Stored data ::
***
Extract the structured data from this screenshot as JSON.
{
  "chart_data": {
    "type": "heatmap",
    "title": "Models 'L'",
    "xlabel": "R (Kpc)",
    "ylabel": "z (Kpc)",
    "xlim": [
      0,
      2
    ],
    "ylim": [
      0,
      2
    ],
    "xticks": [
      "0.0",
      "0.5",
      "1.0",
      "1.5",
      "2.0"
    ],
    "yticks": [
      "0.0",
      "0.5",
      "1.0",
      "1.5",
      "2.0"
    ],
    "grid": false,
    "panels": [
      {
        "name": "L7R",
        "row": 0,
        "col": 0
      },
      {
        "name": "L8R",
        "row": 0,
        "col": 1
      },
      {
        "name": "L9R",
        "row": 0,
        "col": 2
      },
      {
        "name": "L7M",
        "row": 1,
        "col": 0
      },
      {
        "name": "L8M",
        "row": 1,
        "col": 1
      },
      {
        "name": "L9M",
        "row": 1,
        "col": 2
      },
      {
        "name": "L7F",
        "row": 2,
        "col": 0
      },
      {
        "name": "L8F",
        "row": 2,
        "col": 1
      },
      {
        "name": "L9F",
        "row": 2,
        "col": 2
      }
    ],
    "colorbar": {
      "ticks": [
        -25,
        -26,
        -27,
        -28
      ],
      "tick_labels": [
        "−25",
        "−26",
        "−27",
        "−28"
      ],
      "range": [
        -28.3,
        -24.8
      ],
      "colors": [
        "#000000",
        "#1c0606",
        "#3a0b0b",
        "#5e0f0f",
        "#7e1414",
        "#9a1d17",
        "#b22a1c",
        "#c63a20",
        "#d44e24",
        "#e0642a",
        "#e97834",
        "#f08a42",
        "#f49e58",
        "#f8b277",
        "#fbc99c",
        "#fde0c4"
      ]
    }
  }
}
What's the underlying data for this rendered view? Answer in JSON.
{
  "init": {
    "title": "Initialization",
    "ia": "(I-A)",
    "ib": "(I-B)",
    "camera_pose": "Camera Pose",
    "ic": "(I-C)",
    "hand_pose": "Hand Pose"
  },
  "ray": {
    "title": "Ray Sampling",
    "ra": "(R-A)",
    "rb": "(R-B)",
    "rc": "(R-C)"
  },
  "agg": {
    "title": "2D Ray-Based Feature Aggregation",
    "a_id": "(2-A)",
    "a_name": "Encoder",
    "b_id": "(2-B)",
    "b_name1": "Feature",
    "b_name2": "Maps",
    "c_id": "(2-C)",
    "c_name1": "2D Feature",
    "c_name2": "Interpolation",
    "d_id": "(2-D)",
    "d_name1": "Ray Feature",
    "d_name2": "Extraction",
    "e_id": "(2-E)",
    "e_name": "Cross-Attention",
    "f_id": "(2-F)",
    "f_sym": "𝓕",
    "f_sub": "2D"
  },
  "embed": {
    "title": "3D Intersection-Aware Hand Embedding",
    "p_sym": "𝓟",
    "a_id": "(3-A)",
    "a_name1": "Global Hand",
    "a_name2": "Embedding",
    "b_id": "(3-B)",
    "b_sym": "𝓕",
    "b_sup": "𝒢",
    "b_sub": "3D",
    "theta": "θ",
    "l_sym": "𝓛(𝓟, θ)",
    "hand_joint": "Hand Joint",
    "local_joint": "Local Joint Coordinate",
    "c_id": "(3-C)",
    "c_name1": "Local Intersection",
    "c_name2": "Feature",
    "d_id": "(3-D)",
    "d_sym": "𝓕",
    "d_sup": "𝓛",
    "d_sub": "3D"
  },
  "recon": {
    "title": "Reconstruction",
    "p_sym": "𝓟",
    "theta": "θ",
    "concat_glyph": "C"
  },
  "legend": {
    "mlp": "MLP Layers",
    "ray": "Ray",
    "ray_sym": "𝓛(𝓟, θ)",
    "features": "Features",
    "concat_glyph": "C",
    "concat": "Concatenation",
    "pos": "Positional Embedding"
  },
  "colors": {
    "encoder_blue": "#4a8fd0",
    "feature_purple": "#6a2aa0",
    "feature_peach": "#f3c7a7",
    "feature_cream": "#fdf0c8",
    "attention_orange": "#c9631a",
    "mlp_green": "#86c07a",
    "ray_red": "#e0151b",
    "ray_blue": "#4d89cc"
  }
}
***
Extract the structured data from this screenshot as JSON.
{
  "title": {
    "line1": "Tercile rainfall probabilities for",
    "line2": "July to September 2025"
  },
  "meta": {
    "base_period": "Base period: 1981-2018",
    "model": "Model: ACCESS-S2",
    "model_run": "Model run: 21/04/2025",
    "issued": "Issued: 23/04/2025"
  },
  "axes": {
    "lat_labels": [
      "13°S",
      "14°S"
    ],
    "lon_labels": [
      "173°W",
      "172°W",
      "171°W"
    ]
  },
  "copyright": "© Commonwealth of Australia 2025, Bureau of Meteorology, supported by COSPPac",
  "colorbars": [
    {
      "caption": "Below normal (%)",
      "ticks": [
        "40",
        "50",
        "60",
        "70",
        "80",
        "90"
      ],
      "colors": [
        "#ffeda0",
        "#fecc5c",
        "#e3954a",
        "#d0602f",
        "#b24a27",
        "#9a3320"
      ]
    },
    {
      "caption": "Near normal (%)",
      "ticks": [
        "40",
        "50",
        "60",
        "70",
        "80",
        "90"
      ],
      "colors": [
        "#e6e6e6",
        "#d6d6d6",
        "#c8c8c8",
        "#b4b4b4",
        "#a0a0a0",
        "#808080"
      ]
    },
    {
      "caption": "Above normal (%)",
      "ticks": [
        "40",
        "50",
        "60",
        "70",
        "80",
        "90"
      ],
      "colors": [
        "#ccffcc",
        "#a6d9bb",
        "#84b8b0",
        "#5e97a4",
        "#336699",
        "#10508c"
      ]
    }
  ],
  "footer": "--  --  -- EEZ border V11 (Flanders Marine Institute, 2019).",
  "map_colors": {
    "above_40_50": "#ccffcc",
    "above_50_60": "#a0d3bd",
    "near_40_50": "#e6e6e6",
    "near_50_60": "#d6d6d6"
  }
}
***
What needs to be done :: Your answer should be one number: how many lines in the material above contain the string "Pose".

Task result :: 2